-- start Data excerpts --
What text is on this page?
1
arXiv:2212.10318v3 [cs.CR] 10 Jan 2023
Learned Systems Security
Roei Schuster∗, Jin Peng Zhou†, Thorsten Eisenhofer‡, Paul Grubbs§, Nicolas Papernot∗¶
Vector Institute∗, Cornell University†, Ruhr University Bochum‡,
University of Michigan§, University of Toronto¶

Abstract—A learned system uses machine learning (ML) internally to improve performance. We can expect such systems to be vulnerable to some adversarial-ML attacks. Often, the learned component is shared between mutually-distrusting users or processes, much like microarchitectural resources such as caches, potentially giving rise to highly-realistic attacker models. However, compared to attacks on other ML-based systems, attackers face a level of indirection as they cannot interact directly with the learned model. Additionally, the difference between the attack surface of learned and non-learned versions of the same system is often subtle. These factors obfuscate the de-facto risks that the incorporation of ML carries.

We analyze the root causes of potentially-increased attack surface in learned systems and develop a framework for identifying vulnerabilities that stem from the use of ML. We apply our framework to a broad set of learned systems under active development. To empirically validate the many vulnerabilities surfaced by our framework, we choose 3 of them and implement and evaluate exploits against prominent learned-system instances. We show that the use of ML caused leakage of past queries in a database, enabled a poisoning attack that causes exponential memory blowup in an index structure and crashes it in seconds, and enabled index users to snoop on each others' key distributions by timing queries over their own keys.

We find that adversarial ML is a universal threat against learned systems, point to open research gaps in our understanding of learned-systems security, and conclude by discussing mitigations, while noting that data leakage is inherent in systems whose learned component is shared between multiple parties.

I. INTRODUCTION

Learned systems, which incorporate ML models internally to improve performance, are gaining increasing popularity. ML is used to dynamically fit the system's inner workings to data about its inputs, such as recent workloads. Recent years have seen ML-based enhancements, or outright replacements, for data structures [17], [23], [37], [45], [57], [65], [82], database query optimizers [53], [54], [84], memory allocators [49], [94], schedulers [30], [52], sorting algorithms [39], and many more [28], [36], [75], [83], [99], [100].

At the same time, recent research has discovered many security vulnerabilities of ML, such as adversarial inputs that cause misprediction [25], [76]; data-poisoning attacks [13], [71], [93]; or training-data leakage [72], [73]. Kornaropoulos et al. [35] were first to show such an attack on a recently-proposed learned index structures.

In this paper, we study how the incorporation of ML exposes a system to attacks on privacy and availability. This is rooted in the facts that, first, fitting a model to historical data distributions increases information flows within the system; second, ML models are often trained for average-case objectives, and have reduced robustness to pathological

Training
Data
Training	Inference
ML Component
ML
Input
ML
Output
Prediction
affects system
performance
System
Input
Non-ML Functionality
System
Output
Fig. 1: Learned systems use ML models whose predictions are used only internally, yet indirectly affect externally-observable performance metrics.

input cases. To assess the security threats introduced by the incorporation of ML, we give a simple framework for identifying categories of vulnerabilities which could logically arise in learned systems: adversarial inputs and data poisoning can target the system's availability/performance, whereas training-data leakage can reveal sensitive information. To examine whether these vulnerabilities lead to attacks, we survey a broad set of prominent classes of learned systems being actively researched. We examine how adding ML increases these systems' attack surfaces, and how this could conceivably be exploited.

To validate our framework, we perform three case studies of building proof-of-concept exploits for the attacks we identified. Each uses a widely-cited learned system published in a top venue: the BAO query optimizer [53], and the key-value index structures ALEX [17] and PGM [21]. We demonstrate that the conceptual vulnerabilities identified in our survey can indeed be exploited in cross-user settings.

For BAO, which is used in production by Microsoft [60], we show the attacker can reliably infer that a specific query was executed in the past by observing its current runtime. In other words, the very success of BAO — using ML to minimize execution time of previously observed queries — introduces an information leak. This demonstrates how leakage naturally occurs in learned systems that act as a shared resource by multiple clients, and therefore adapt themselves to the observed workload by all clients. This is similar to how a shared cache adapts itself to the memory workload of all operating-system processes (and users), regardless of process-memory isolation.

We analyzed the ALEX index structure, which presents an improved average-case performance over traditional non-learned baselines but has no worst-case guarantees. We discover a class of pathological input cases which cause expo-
-- end Data excerpts --
== Stated goal ==
Read the data above. Pull out each line in which the string "University" appears.

== Written solution ==
Vector Institute∗, Cornell University†, Ruhr University Bochum‡,
University of Michigan§, University of Toronto¶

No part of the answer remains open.